Page text Start Marker

Offbeat Inspiration
By Rochelle Newman Rubinoff
By Rochelle Newman Rubinoff
CAROLINE MOWER AND SOPHIE HUDDLESTUN have been friends for their entire lives. Their mothers met when their older siblings were in preschool and their families have been close ever since.
Now the Lake Forest High School juniors are on a mission.
During the pandemic, they established OFFBeat, an online apparel store designed to bring awareness to a variety of mental health concerns and raise funds to benefit both local organizations and individuals who may be struggling. As Mower and Huddlestun explain on their co-created website, “OFFBeat Apparel is an apparel store created to bring awareness to the different, unique ways everyone copes with their lives: bullying, mental illness, grief, coming out stories, and everything in between. We tell these stories by collaborating with artists on expressive designs. Then we execute their design onto clothes. Plus, profits to go support mental health charities.”

Page text End Marker

Copy out the OFFBeat article above word for word, from its title through its last sentence.

Dataset records Start Marker

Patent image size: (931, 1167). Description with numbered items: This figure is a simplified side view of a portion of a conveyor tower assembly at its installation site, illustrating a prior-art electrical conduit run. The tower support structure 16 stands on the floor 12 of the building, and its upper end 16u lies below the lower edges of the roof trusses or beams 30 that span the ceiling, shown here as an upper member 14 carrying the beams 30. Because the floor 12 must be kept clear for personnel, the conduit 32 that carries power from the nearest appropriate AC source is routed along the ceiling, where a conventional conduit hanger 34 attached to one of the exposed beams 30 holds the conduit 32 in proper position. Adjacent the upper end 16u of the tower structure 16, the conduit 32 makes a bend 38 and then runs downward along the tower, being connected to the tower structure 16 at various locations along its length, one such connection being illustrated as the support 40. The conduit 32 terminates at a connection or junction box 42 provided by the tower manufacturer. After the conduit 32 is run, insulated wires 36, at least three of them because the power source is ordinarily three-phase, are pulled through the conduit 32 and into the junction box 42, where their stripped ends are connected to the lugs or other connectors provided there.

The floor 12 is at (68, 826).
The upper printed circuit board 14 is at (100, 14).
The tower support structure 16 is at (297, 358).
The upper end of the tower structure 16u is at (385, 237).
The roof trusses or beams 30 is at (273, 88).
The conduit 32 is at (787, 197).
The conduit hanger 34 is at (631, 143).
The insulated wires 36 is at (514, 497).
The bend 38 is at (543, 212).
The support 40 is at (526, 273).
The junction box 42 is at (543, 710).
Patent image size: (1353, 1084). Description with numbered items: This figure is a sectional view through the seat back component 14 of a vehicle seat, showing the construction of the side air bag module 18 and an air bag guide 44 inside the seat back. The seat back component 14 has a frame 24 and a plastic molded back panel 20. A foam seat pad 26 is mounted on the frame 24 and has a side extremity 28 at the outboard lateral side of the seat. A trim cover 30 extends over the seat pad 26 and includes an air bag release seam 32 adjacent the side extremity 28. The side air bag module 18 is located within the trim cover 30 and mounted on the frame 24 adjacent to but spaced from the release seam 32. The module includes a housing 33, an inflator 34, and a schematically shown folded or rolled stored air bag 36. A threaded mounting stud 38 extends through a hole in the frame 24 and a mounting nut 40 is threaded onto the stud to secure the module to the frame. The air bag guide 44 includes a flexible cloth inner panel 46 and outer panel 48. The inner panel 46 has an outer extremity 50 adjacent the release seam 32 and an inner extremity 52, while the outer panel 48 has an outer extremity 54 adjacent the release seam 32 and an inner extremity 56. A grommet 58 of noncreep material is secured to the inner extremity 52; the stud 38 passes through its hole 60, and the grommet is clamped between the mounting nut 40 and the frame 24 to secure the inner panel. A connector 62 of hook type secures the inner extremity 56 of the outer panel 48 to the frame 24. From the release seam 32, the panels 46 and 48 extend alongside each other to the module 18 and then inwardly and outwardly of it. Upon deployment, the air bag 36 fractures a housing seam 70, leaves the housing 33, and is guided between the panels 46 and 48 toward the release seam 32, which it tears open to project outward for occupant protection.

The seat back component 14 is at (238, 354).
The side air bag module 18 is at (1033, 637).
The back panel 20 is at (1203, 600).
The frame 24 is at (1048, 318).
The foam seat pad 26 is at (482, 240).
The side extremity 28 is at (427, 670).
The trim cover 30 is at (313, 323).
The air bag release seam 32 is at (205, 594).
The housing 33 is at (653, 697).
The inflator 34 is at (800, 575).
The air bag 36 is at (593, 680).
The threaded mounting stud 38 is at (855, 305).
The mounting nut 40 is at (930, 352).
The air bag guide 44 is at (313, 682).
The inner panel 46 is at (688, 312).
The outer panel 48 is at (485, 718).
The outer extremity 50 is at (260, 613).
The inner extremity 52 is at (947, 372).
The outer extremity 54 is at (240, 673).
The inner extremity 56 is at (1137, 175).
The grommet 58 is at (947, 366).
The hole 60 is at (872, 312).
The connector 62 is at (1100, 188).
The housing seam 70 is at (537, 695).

Dataset records End Marker

▸ Exercise solution:
Offbeat Inspiration
By Rochelle Newman Rubinoff
By Rochelle Newman Rubinoff
CAROLINE MOWER AND SOPHIE HUDDLESTUN have been friends for their entire lives. Their mothers met when their older siblings were in preschool and their families have been close ever since.
Now the Lake Forest High School juniors are on a mission.
During the pandemic, they established OFFBeat, an online apparel store designed to bring awareness to a variety of mental health concerns and raise funds to benefit both local organizations and individuals who may be struggling. As Mower and Huddlestun explain on their co-created website, “OFFBeat Apparel is an apparel store created to bring awareness to the different, unique ways everyone copes with their lives: bullying, mental illness, grief, coming out stories, and everything in between. We tell these stories by collaborating with artists on expressive designs. Then we execute their design onto clothes. Plus, profits to go support mental health charities.”